─── DATA SHOWN

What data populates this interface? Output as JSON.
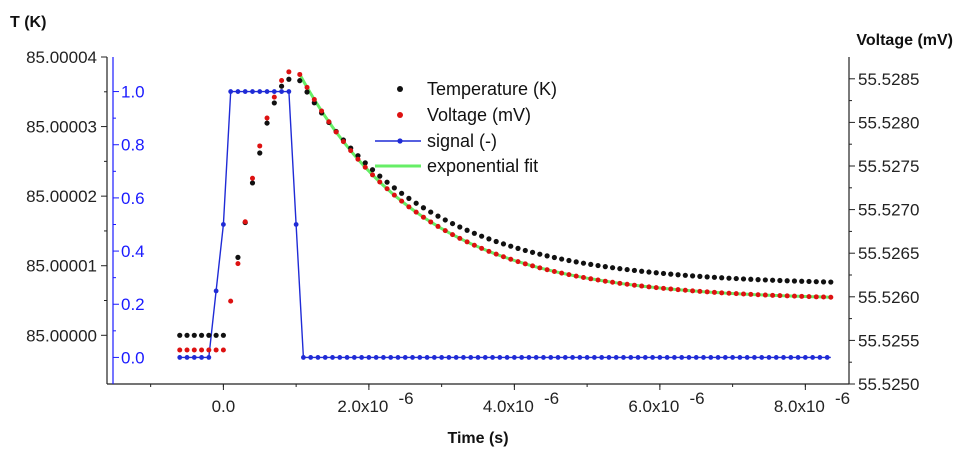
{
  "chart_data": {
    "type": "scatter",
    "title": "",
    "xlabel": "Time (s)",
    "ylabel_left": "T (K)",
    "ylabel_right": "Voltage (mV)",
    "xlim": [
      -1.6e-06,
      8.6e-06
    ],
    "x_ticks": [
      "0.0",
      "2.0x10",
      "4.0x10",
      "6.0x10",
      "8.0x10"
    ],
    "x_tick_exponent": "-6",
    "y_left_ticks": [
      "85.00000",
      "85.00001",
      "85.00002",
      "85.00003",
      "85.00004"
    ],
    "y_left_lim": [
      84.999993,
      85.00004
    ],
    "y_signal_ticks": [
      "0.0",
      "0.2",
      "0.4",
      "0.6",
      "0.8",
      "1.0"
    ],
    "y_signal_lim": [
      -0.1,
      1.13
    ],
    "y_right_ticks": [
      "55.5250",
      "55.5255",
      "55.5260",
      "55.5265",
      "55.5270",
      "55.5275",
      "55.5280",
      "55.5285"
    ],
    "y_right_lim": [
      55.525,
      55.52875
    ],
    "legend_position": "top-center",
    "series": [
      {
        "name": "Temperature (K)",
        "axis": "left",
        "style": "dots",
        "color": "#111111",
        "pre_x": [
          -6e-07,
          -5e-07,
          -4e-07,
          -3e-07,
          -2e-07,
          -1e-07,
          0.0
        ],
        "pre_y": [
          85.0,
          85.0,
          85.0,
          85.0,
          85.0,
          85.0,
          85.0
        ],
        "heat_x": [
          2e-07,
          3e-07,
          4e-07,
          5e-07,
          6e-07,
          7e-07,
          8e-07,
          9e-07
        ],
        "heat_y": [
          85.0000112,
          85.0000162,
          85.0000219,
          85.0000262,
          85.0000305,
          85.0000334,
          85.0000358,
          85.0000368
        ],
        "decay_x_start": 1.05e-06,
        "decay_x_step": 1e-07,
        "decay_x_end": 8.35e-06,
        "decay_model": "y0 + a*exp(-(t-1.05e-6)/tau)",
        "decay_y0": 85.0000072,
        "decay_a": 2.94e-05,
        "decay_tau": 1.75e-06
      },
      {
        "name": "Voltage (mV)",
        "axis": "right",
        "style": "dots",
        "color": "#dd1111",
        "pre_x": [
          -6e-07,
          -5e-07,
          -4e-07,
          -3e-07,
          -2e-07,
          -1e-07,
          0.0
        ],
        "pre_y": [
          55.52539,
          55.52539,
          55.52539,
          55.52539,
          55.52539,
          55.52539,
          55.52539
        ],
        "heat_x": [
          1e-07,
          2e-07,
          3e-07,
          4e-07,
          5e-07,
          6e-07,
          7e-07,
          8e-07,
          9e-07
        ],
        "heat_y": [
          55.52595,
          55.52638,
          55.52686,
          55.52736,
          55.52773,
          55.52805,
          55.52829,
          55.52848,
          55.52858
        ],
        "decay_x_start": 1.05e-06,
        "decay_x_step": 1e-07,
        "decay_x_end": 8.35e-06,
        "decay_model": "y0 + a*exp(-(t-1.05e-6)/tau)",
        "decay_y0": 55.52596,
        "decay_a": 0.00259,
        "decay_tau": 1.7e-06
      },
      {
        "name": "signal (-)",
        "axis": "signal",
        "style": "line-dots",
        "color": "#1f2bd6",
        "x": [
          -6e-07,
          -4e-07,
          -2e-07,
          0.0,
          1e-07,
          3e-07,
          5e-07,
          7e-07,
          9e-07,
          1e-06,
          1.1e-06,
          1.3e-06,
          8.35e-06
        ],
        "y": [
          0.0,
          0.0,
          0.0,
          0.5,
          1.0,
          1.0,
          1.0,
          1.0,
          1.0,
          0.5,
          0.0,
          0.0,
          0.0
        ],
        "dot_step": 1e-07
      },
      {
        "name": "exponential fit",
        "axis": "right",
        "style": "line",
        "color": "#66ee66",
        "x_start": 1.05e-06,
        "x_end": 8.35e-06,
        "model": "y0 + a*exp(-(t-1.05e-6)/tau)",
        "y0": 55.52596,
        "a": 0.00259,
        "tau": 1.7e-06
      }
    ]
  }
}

──────
─── DATA SHOWN

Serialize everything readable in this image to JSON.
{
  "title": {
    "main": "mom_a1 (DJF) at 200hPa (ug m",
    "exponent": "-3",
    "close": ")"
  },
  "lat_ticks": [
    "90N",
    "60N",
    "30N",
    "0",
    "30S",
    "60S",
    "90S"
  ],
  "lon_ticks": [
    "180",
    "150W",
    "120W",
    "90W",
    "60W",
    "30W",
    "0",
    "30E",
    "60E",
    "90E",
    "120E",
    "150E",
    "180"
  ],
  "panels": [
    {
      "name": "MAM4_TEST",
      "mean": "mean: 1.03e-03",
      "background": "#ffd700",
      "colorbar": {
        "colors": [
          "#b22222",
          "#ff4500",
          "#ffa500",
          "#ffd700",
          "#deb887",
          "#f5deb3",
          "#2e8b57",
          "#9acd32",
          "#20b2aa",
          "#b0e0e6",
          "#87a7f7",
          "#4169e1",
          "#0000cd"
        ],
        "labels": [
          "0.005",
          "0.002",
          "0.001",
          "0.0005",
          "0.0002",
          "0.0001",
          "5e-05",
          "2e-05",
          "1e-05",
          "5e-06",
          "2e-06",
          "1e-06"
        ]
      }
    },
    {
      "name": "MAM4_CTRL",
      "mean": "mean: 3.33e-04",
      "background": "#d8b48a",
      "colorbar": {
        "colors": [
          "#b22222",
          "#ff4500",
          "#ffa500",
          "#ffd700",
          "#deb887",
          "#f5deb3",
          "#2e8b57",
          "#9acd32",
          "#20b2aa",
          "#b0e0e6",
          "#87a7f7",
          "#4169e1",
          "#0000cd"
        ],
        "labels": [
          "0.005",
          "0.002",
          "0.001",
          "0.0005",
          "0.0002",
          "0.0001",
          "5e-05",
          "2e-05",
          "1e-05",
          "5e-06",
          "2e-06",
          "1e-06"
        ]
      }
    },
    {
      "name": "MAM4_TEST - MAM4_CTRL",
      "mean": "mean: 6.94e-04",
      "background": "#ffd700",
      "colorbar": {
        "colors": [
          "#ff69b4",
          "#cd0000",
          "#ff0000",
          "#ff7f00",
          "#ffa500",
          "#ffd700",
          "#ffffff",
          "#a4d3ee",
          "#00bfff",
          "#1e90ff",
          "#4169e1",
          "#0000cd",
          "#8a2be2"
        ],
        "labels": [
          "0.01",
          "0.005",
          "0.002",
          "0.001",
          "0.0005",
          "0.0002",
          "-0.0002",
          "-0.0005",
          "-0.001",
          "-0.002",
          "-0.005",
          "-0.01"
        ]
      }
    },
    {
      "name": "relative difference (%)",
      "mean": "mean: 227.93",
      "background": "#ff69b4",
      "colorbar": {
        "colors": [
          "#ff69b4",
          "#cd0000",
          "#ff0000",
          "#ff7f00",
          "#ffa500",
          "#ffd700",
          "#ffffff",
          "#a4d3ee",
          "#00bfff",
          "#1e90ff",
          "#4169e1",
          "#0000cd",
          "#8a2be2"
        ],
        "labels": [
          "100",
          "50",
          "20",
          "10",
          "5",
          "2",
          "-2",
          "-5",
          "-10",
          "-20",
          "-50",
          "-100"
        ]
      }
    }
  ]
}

──────

• EXERCISE INSTRUCTIONS
Find every line in the records above that contains the word "axis", and copy each one.

• RESULT
        "axis": "left",
        "axis": "right",
        "axis": "signal",
        "axis": "right",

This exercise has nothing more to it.